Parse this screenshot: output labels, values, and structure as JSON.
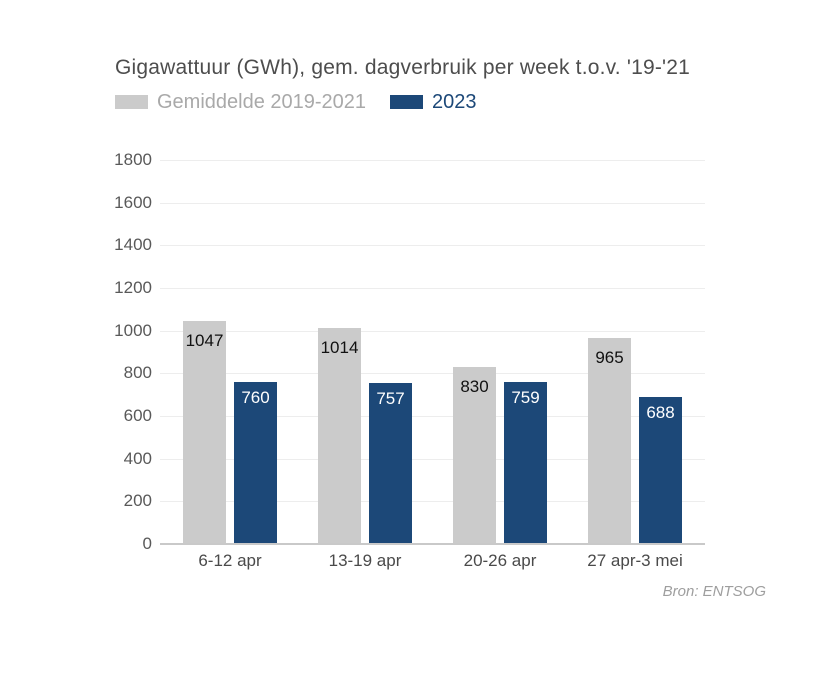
{
  "chart_data": {
    "type": "bar",
    "title": "Gigawattuur (GWh), gem. dagverbruik per week t.o.v. '19-'21",
    "categories": [
      "6-12 apr",
      "13-19 apr",
      "20-26 apr",
      "27 apr-3 mei"
    ],
    "series": [
      {
        "name": "Gemiddelde 2019-2021",
        "values": [
          1047,
          1014,
          830,
          965
        ],
        "color": "#cbcbcb",
        "label_color": "#111111"
      },
      {
        "name": "2023",
        "values": [
          760,
          757,
          759,
          688
        ],
        "color": "#1c4878",
        "label_color": "#ffffff"
      }
    ],
    "xlabel": "",
    "ylabel": "",
    "ylim": [
      0,
      1800
    ],
    "ytick_step": 200,
    "yticks": [
      0,
      200,
      400,
      600,
      800,
      1000,
      1200,
      1400,
      1600,
      1800
    ],
    "grid": true,
    "legend_position": "top-left",
    "source": "Bron: ENTSOG"
  },
  "colors": {
    "background": "#ffffff",
    "title_text": "#4d4d4d",
    "legend_average_text": "#a9a9a9",
    "legend_2023_text": "#1c4878",
    "axis_tick_text": "#595959",
    "category_text": "#4a4a4a",
    "gridline": "#ededed",
    "baseline": "#c9c9c9",
    "source_text": "#9e9e9e"
  }
}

Short task: Without the pictures, print the whole listing exactly as given.

Task result:
Parse this screenshot: output labels, values, and structure as JSON.
{
  "chart_data": {
    "type": "bar",
    "title": "Gigawattuur (GWh), gem. dagverbruik per week t.o.v. '19-'21",
    "categories": [
      "6-12 apr",
      "13-19 apr",
      "20-26 apr",
      "27 apr-3 mei"
    ],
    "series": [
      {
        "name": "Gemiddelde 2019-2021",
        "values": [
          1047,
          1014,
          830,
          965
        ],
        "color": "#cbcbcb",
        "label_color": "#111111"
      },
      {
        "name": "2023",
        "values": [
          760,
          757,
          759,
          688
        ],
        "color": "#1c4878",
        "label_color": "#ffffff"
      }
    ],
    "xlabel": "",
    "ylabel": "",
    "ylim": [
      0,
      1800
    ],
    "ytick_step": 200,
    "yticks": [
      0,
      200,
      400,
      600,
      800,
      1000,
      1200,
      1400,
      1600,
      1800
    ],
    "grid": true,
    "legend_position": "top-left",
    "source": "Bron: ENTSOG"
  },
  "colors": {
    "background": "#ffffff",
    "title_text": "#4d4d4d",
    "legend_average_text": "#a9a9a9",
    "legend_2023_text": "#1c4878",
    "axis_tick_text": "#595959",
    "category_text": "#4a4a4a",
    "gridline": "#ededed",
    "baseline": "#c9c9c9",
    "source_text": "#9e9e9e"
  }
}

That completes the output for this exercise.